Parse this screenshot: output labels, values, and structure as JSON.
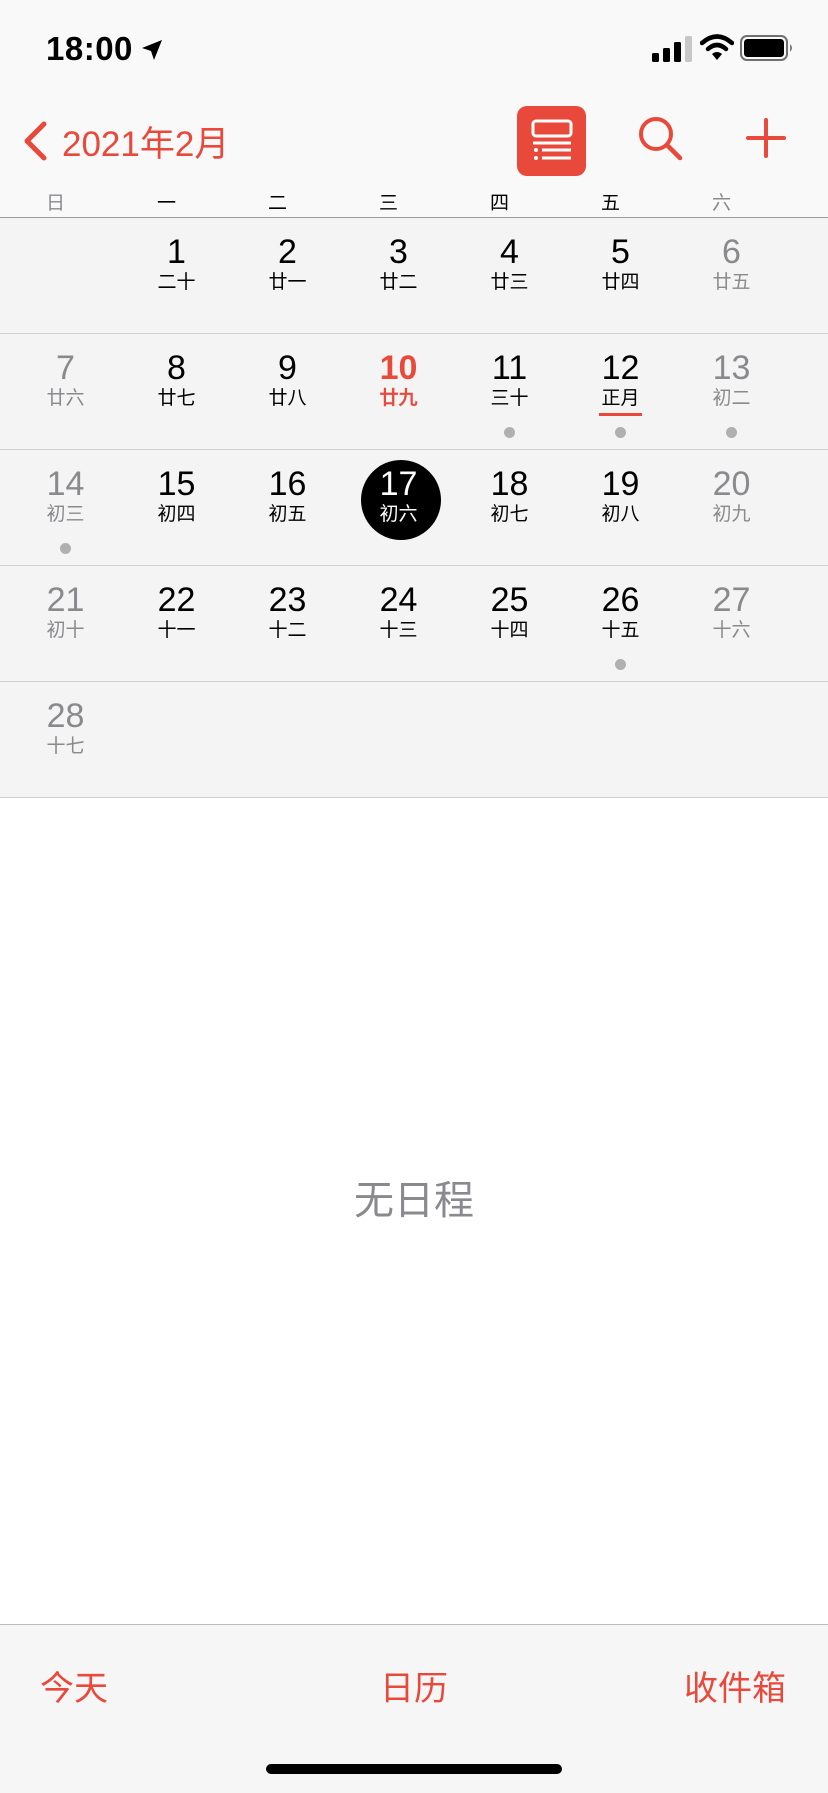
{
  "status_bar": {
    "time": "18:00",
    "icons": [
      "location-arrow-icon",
      "cellular-signal-icon",
      "wifi-icon",
      "battery-icon"
    ]
  },
  "nav": {
    "back_label": "2021年2月",
    "accent_color": "#e8493b"
  },
  "weekdays": [
    "日",
    "一",
    "二",
    "三",
    "四",
    "五",
    "六"
  ],
  "weeks": [
    [
      null,
      {
        "day": "1",
        "lunar": "二十"
      },
      {
        "day": "2",
        "lunar": "廿一"
      },
      {
        "day": "3",
        "lunar": "廿二"
      },
      {
        "day": "4",
        "lunar": "廿三"
      },
      {
        "day": "5",
        "lunar": "廿四"
      },
      {
        "day": "6",
        "lunar": "廿五"
      }
    ],
    [
      {
        "day": "7",
        "lunar": "廿六"
      },
      {
        "day": "8",
        "lunar": "廿七"
      },
      {
        "day": "9",
        "lunar": "廿八"
      },
      {
        "day": "10",
        "lunar": "廿九",
        "today": true
      },
      {
        "day": "11",
        "lunar": "三十",
        "has_event": true
      },
      {
        "day": "12",
        "lunar": "正月",
        "has_event": true,
        "lunar_new_month": true
      },
      {
        "day": "13",
        "lunar": "初二",
        "has_event": true
      }
    ],
    [
      {
        "day": "14",
        "lunar": "初三",
        "has_event": true
      },
      {
        "day": "15",
        "lunar": "初四"
      },
      {
        "day": "16",
        "lunar": "初五"
      },
      {
        "day": "17",
        "lunar": "初六",
        "selected": true
      },
      {
        "day": "18",
        "lunar": "初七"
      },
      {
        "day": "19",
        "lunar": "初八"
      },
      {
        "day": "20",
        "lunar": "初九"
      }
    ],
    [
      {
        "day": "21",
        "lunar": "初十"
      },
      {
        "day": "22",
        "lunar": "十一"
      },
      {
        "day": "23",
        "lunar": "十二"
      },
      {
        "day": "24",
        "lunar": "十三"
      },
      {
        "day": "25",
        "lunar": "十四"
      },
      {
        "day": "26",
        "lunar": "十五",
        "has_event": true
      },
      {
        "day": "27",
        "lunar": "十六"
      }
    ],
    [
      {
        "day": "28",
        "lunar": "十七"
      },
      null,
      null,
      null,
      null,
      null,
      null
    ]
  ],
  "empty_message": "无日程",
  "toolbar": {
    "today": "今天",
    "calendars": "日历",
    "inbox": "收件箱"
  }
}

***

* [Given problem]: Quote each record exactly as it stands, minus the pictures.

* [Correct result]:
Parse this screenshot: output labels, values, and structure as JSON.
{
  "status_bar": {
    "time": "18:00",
    "icons": [
      "location-arrow-icon",
      "cellular-signal-icon",
      "wifi-icon",
      "battery-icon"
    ]
  },
  "nav": {
    "back_label": "2021年2月",
    "accent_color": "#e8493b"
  },
  "weekdays": [
    "日",
    "一",
    "二",
    "三",
    "四",
    "五",
    "六"
  ],
  "weeks": [
    [
      null,
      {
        "day": "1",
        "lunar": "二十"
      },
      {
        "day": "2",
        "lunar": "廿一"
      },
      {
        "day": "3",
        "lunar": "廿二"
      },
      {
        "day": "4",
        "lunar": "廿三"
      },
      {
        "day": "5",
        "lunar": "廿四"
      },
      {
        "day": "6",
        "lunar": "廿五"
      }
    ],
    [
      {
        "day": "7",
        "lunar": "廿六"
      },
      {
        "day": "8",
        "lunar": "廿七"
      },
      {
        "day": "9",
        "lunar": "廿八"
      },
      {
        "day": "10",
        "lunar": "廿九",
        "today": true
      },
      {
        "day": "11",
        "lunar": "三十",
        "has_event": true
      },
      {
        "day": "12",
        "lunar": "正月",
        "has_event": true,
        "lunar_new_month": true
      },
      {
        "day": "13",
        "lunar": "初二",
        "has_event": true
      }
    ],
    [
      {
        "day": "14",
        "lunar": "初三",
        "has_event": true
      },
      {
        "day": "15",
        "lunar": "初四"
      },
      {
        "day": "16",
        "lunar": "初五"
      },
      {
        "day": "17",
        "lunar": "初六",
        "selected": true
      },
      {
        "day": "18",
        "lunar": "初七"
      },
      {
        "day": "19",
        "lunar": "初八"
      },
      {
        "day": "20",
        "lunar": "初九"
      }
    ],
    [
      {
        "day": "21",
        "lunar": "初十"
      },
      {
        "day": "22",
        "lunar": "十一"
      },
      {
        "day": "23",
        "lunar": "十二"
      },
      {
        "day": "24",
        "lunar": "十三"
      },
      {
        "day": "25",
        "lunar": "十四"
      },
      {
        "day": "26",
        "lunar": "十五",
        "has_event": true
      },
      {
        "day": "27",
        "lunar": "十六"
      }
    ],
    [
      {
        "day": "28",
        "lunar": "十七"
      },
      null,
      null,
      null,
      null,
      null,
      null
    ]
  ],
  "empty_message": "无日程",
  "toolbar": {
    "today": "今天",
    "calendars": "日历",
    "inbox": "收件箱"
  }
}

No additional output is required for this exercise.